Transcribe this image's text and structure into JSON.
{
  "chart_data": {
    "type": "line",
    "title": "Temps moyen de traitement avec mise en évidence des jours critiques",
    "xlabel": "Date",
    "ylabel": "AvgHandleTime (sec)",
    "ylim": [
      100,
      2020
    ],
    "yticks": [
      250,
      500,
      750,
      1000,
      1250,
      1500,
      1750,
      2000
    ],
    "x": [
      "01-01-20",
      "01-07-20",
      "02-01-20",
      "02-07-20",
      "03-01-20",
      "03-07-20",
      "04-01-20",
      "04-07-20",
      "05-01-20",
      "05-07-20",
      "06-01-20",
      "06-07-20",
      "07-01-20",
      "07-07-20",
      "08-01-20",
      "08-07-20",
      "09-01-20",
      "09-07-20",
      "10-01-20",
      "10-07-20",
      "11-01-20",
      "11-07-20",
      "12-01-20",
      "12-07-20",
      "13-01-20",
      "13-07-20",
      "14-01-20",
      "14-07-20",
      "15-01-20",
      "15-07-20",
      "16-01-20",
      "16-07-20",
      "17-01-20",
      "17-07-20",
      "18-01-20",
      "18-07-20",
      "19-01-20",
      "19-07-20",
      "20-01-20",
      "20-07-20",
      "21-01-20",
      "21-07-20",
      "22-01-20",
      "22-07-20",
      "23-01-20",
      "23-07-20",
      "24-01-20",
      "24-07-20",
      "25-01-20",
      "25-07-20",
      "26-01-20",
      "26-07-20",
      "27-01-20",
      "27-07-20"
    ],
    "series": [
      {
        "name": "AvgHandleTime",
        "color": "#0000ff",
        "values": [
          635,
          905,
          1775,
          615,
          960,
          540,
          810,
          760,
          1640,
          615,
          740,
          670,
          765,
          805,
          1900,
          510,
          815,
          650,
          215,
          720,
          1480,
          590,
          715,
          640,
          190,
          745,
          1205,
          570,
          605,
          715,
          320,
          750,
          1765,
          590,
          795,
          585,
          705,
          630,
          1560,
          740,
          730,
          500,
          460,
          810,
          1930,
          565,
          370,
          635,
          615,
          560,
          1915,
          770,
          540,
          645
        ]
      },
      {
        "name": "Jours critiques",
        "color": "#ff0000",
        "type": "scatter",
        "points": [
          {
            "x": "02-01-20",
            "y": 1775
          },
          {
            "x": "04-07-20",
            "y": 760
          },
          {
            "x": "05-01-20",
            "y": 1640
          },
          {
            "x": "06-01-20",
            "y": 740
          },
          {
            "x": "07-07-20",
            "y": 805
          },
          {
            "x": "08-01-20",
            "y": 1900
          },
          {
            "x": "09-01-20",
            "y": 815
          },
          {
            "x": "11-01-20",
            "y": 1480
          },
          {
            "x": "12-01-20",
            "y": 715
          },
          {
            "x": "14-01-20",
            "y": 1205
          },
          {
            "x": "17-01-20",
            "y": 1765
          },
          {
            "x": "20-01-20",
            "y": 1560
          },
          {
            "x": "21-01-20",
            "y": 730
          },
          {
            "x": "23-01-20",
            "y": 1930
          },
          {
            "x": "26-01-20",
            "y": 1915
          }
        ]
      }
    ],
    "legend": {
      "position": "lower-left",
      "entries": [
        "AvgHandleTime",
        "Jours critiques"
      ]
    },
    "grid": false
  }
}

===

→ **REQUEST**
Write out the data again, exactly and in full.

→ **RESULT OF THIS EXERCISE**
Transcribe this image's text and structure into JSON.
{
  "chart_data": {
    "type": "line",
    "title": "Temps moyen de traitement avec mise en évidence des jours critiques",
    "xlabel": "Date",
    "ylabel": "AvgHandleTime (sec)",
    "ylim": [
      100,
      2020
    ],
    "yticks": [
      250,
      500,
      750,
      1000,
      1250,
      1500,
      1750,
      2000
    ],
    "x": [
      "01-01-20",
      "01-07-20",
      "02-01-20",
      "02-07-20",
      "03-01-20",
      "03-07-20",
      "04-01-20",
      "04-07-20",
      "05-01-20",
      "05-07-20",
      "06-01-20",
      "06-07-20",
      "07-01-20",
      "07-07-20",
      "08-01-20",
      "08-07-20",
      "09-01-20",
      "09-07-20",
      "10-01-20",
      "10-07-20",
      "11-01-20",
      "11-07-20",
      "12-01-20",
      "12-07-20",
      "13-01-20",
      "13-07-20",
      "14-01-20",
      "14-07-20",
      "15-01-20",
      "15-07-20",
      "16-01-20",
      "16-07-20",
      "17-01-20",
      "17-07-20",
      "18-01-20",
      "18-07-20",
      "19-01-20",
      "19-07-20",
      "20-01-20",
      "20-07-20",
      "21-01-20",
      "21-07-20",
      "22-01-20",
      "22-07-20",
      "23-01-20",
      "23-07-20",
      "24-01-20",
      "24-07-20",
      "25-01-20",
      "25-07-20",
      "26-01-20",
      "26-07-20",
      "27-01-20",
      "27-07-20"
    ],
    "series": [
      {
        "name": "AvgHandleTime",
        "color": "#0000ff",
        "values": [
          635,
          905,
          1775,
          615,
          960,
          540,
          810,
          760,
          1640,
          615,
          740,
          670,
          765,
          805,
          1900,
          510,
          815,
          650,
          215,
          720,
          1480,
          590,
          715,
          640,
          190,
          745,
          1205,
          570,
          605,
          715,
          320,
          750,
          1765,
          590,
          795,
          585,
          705,
          630,
          1560,
          740,
          730,
          500,
          460,
          810,
          1930,
          565,
          370,
          635,
          615,
          560,
          1915,
          770,
          540,
          645
        ]
      },
      {
        "name": "Jours critiques",
        "color": "#ff0000",
        "type": "scatter",
        "points": [
          {
            "x": "02-01-20",
            "y": 1775
          },
          {
            "x": "04-07-20",
            "y": 760
          },
          {
            "x": "05-01-20",
            "y": 1640
          },
          {
            "x": "06-01-20",
            "y": 740
          },
          {
            "x": "07-07-20",
            "y": 805
          },
          {
            "x": "08-01-20",
            "y": 1900
          },
          {
            "x": "09-01-20",
            "y": 815
          },
          {
            "x": "11-01-20",
            "y": 1480
          },
          {
            "x": "12-01-20",
            "y": 715
          },
          {
            "x": "14-01-20",
            "y": 1205
          },
          {
            "x": "17-01-20",
            "y": 1765
          },
          {
            "x": "20-01-20",
            "y": 1560
          },
          {
            "x": "21-01-20",
            "y": 730
          },
          {
            "x": "23-01-20",
            "y": 1930
          },
          {
            "x": "26-01-20",
            "y": 1915
          }
        ]
      }
    ],
    "legend": {
      "position": "lower-left",
      "entries": [
        "AvgHandleTime",
        "Jours critiques"
      ]
    },
    "grid": false
  }
}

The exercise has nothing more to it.